INFORMATION GIVEN |
════════════════════

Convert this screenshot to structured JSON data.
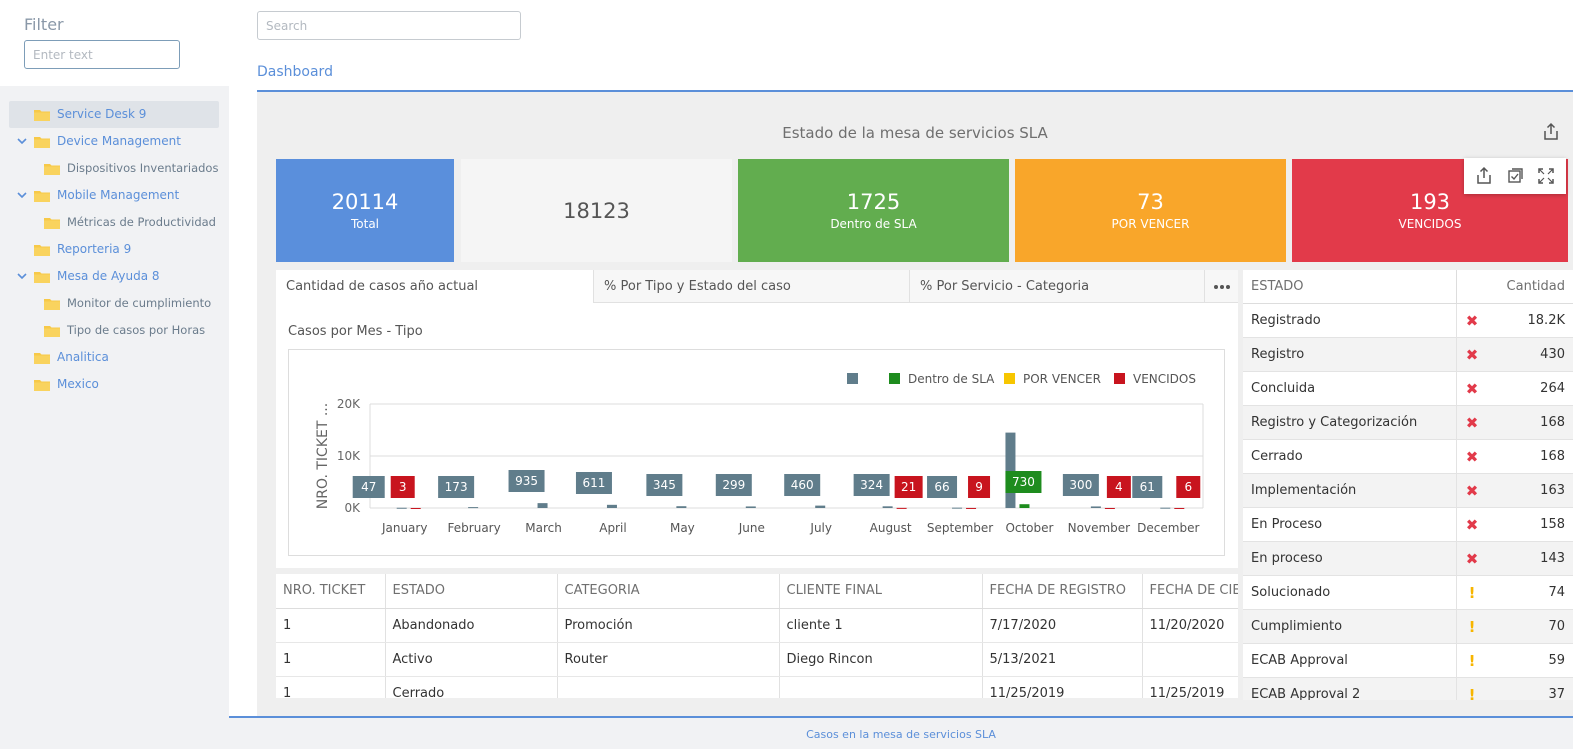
{
  "sidebar": {
    "filter_title": "Filter",
    "filter_placeholder": "Enter text",
    "tree": [
      {
        "label": "Service Desk 9",
        "level": 0,
        "expanded": false,
        "selected": true
      },
      {
        "label": "Device Management",
        "level": 0,
        "expanded": true,
        "selected": false
      },
      {
        "label": "Dispositivos Inventariados",
        "level": 1,
        "selected": false
      },
      {
        "label": "Mobile Management",
        "level": 0,
        "expanded": true,
        "selected": false
      },
      {
        "label": "Métricas de Productividad",
        "level": 1,
        "selected": false
      },
      {
        "label": "Reporteria 9",
        "level": 0,
        "expanded": false,
        "selected": false
      },
      {
        "label": "Mesa de Ayuda 8",
        "level": 0,
        "expanded": true,
        "selected": false
      },
      {
        "label": "Monitor de cumplimiento",
        "level": 1,
        "selected": false
      },
      {
        "label": "Tipo de casos por Horas",
        "level": 1,
        "selected": false
      },
      {
        "label": "Analitica",
        "level": 0,
        "expanded": false,
        "selected": false
      },
      {
        "label": "Mexico",
        "level": 0,
        "expanded": false,
        "selected": false
      }
    ]
  },
  "header": {
    "search_placeholder": "Search",
    "tab_label": "Dashboard"
  },
  "dashboard": {
    "title": "Estado de la mesa de servicios SLA",
    "cards": {
      "total": {
        "value": "20114",
        "label": "Total",
        "color": "#5a8fdc"
      },
      "plain": {
        "value": "18123",
        "color": "#f5f5f5"
      },
      "dentro": {
        "value": "1725",
        "label": "Dentro de SLA",
        "color": "#62ad4f"
      },
      "por_vencer": {
        "value": "73",
        "label": "POR VENCER",
        "color": "#f9a62a"
      },
      "vencidos": {
        "value": "193",
        "label": "VENCIDOS",
        "color": "#e23a4a"
      }
    },
    "card_toolbar_icons": [
      "export-icon",
      "multiselect-icon",
      "fullscreen-icon"
    ],
    "tabs": [
      "Cantidad de casos año actual",
      "% Por Tipo y Estado del caso",
      "% Por Servicio - Categoria"
    ],
    "chart_title": "Casos por Mes - Tipo"
  },
  "chart_data": {
    "type": "bar",
    "title": "",
    "xlabel": "",
    "ylabel": "NRO. TICKET ...",
    "ylim": [
      0,
      20000
    ],
    "yticks": [
      "0K",
      "10K",
      "20K"
    ],
    "grid": true,
    "legend_position": "top-right",
    "categories": [
      "January",
      "February",
      "March",
      "April",
      "May",
      "June",
      "July",
      "August",
      "September",
      "October",
      "November",
      "December"
    ],
    "series": [
      {
        "name": "",
        "color": "#607d8b",
        "values": [
          47,
          173,
          935,
          611,
          345,
          299,
          460,
          324,
          66,
          14500,
          300,
          61
        ],
        "labels": [
          "47",
          "173",
          "935",
          "611",
          "345",
          "299",
          "460",
          "324",
          "66",
          "",
          "300",
          "61"
        ]
      },
      {
        "name": "Dentro de SLA",
        "color": "#1e8c1e",
        "values": [
          null,
          null,
          null,
          null,
          null,
          null,
          null,
          null,
          null,
          730,
          null,
          null
        ],
        "labels": [
          "",
          "",
          "",
          "",
          "",
          "",
          "",
          "",
          "",
          "730",
          "",
          ""
        ]
      },
      {
        "name": "POR VENCER",
        "color": "#f7c600",
        "values": [
          null,
          null,
          null,
          null,
          null,
          null,
          null,
          null,
          null,
          null,
          null,
          null
        ],
        "labels": []
      },
      {
        "name": "VENCIDOS",
        "color": "#c8141e",
        "values": [
          3,
          null,
          null,
          null,
          null,
          null,
          null,
          21,
          9,
          null,
          4,
          6
        ],
        "labels": [
          "3",
          "",
          "",
          "",
          "",
          "",
          "",
          "21",
          "9",
          "",
          "4",
          "6"
        ]
      }
    ]
  },
  "status_table": {
    "header_estado": "ESTADO",
    "header_cantidad": "Cantidad",
    "rows": [
      {
        "estado": "Registrado",
        "icon": "red-x-icon",
        "cantidad": "18.2K"
      },
      {
        "estado": "Registro",
        "icon": "red-x-icon",
        "cantidad": "430"
      },
      {
        "estado": "Concluida",
        "icon": "red-x-icon",
        "cantidad": "264"
      },
      {
        "estado": "Registro y Categorización",
        "icon": "red-x-icon",
        "cantidad": "168"
      },
      {
        "estado": "Cerrado",
        "icon": "red-x-icon",
        "cantidad": "168"
      },
      {
        "estado": "Implementación",
        "icon": "red-x-icon",
        "cantidad": "163"
      },
      {
        "estado": "En Proceso",
        "icon": "red-x-icon",
        "cantidad": "158"
      },
      {
        "estado": "En proceso",
        "icon": "red-x-icon",
        "cantidad": "143"
      },
      {
        "estado": "Solucionado",
        "icon": "amber-exclamation-icon",
        "cantidad": "74"
      },
      {
        "estado": "Cumplimiento",
        "icon": "amber-exclamation-icon",
        "cantidad": "70"
      },
      {
        "estado": "ECAB Approval",
        "icon": "amber-exclamation-icon",
        "cantidad": "59"
      },
      {
        "estado": "ECAB Approval 2",
        "icon": "amber-exclamation-icon",
        "cantidad": "37"
      }
    ]
  },
  "tickets_table": {
    "columns": [
      "NRO. TICKET",
      "ESTADO",
      "CATEGORIA",
      "CLIENTE FINAL",
      "FECHA DE REGISTRO",
      "FECHA DE CIERRE"
    ],
    "rows": [
      [
        "1",
        "Abandonado",
        "Promoción",
        "cliente 1",
        "7/17/2020",
        "11/20/2020"
      ],
      [
        "1",
        "Activo",
        "Router",
        "Diego Rincon",
        "5/13/2021",
        ""
      ],
      [
        "1",
        "Cerrado",
        "",
        "",
        "11/25/2019",
        "11/25/2019"
      ]
    ]
  },
  "footer": {
    "label": "Casos en la mesa de servicios SLA"
  }
}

════════════════════

GIVEN PROBLEM | Check all the records above and select each line where the string "servicios" is found.

THE COMPLETED TASK |
    "title": "Estado de la mesa de servicios SLA",
    "label": "Casos en la mesa de servicios SLA"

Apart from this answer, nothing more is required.